WHAT IS NEEDED = In the copy, include every entry exactly but none of the pictures.

▬▬▬▬▬▬▬▬▬▬

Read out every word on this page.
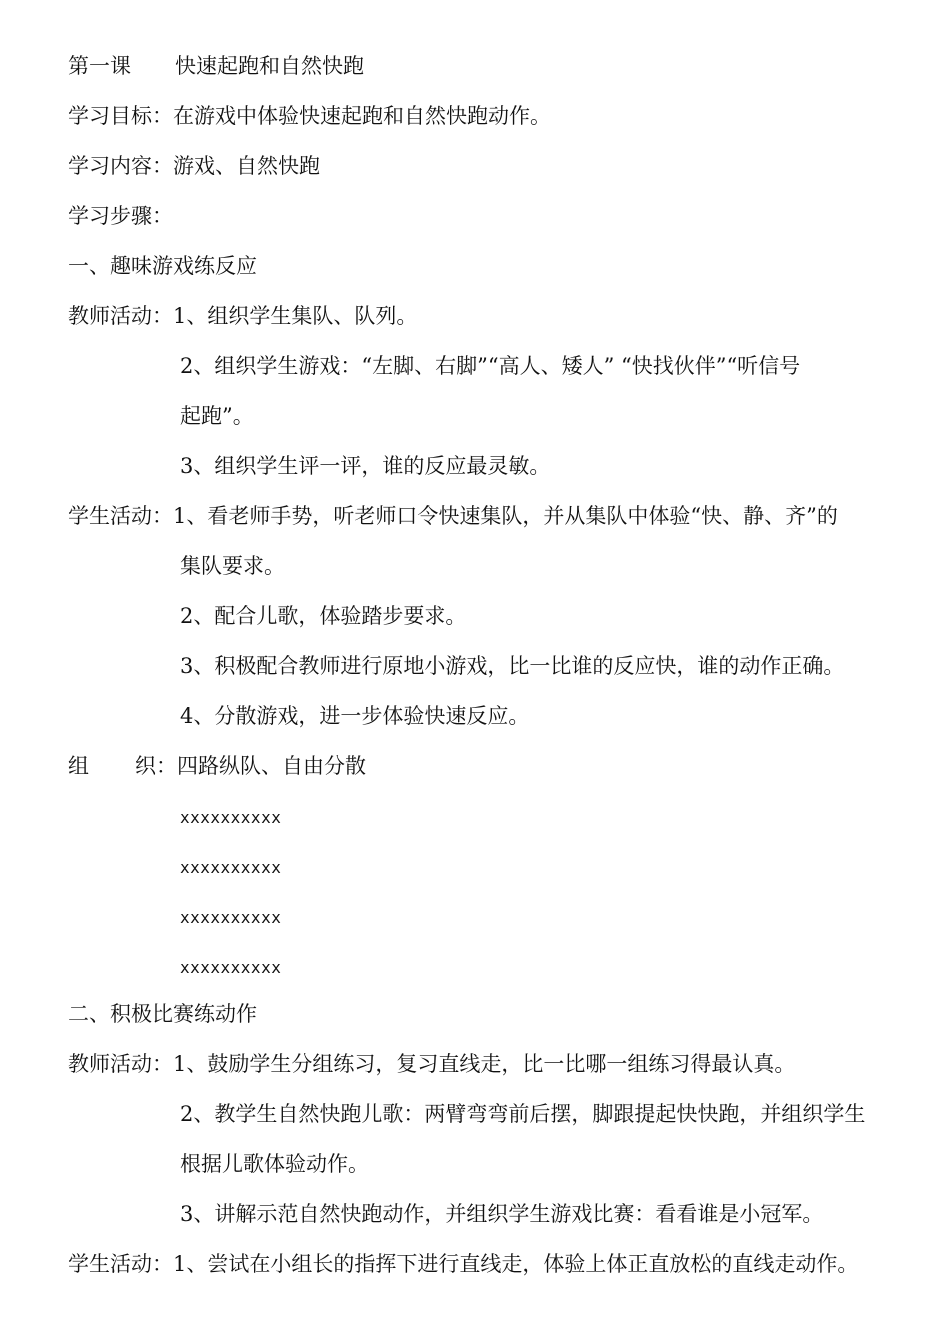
第一课 快速起跑和自然快跑
学习目标：在游戏中体验快速起跑和自然快跑动作。
学习内容：游戏、自然快跑
学习步骤：
一、趣味游戏练反应
教师活动：1、组织学生集队、队列。
2、组织学生游戏：“左脚、右脚”“高人、矮人” “快找伙伴”“听信号
起跑”。
3、组织学生评一评，谁的反应最灵敏。
学生活动：1、看老师手势，听老师口令快速集队，并从集队中体验“快、静、齐”的
集队要求。
2、配合儿歌，体验踏步要求。
3、积极配合教师进行原地小游戏，比一比谁的反应快，谁的动作正确。
4、分散游戏，进一步体验快速反应。
组 织：四路纵队、自由分散
xxxxxxxxxx
xxxxxxxxxx
xxxxxxxxxx
xxxxxxxxxx
二、积极比赛练动作
教师活动：1、鼓励学生分组练习，复习直线走，比一比哪一组练习得最认真。
2、教学生自然快跑儿歌：两臂弯弯前后摆，脚跟提起快快跑，并组织学生
根据儿歌体验动作。
3、讲解示范自然快跑动作，并组织学生游戏比赛：看看谁是小冠军。
学生活动：1、尝试在小组长的指挥下进行直线走，体验上体正直放松的直线走动作。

▬▬▬▬▬▬▬▬▬▬

EXPECTED ANSWER =
Read out every word on this page.
第一课 快速起跑和自然快跑
学习目标：在游戏中体验快速起跑和自然快跑动作。
学习内容：游戏、自然快跑
学习步骤：
一、趣味游戏练反应
教师活动：1、组织学生集队、队列。
2、组织学生游戏：“左脚、右脚”“高人、矮人” “快找伙伴”“听信号
起跑”。
3、组织学生评一评，谁的反应最灵敏。
学生活动：1、看老师手势，听老师口令快速集队，并从集队中体验“快、静、齐”的
集队要求。
2、配合儿歌，体验踏步要求。
3、积极配合教师进行原地小游戏，比一比谁的反应快，谁的动作正确。
4、分散游戏，进一步体验快速反应。
组 织：四路纵队、自由分散
xxxxxxxxxx
xxxxxxxxxx
xxxxxxxxxx
xxxxxxxxxx
二、积极比赛练动作
教师活动：1、鼓励学生分组练习，复习直线走，比一比哪一组练习得最认真。
2、教学生自然快跑儿歌：两臂弯弯前后摆，脚跟提起快快跑，并组织学生
根据儿歌体验动作。
3、讲解示范自然快跑动作，并组织学生游戏比赛：看看谁是小冠军。
学生活动：1、尝试在小组长的指挥下进行直线走，体验上体正直放松的直线走动作。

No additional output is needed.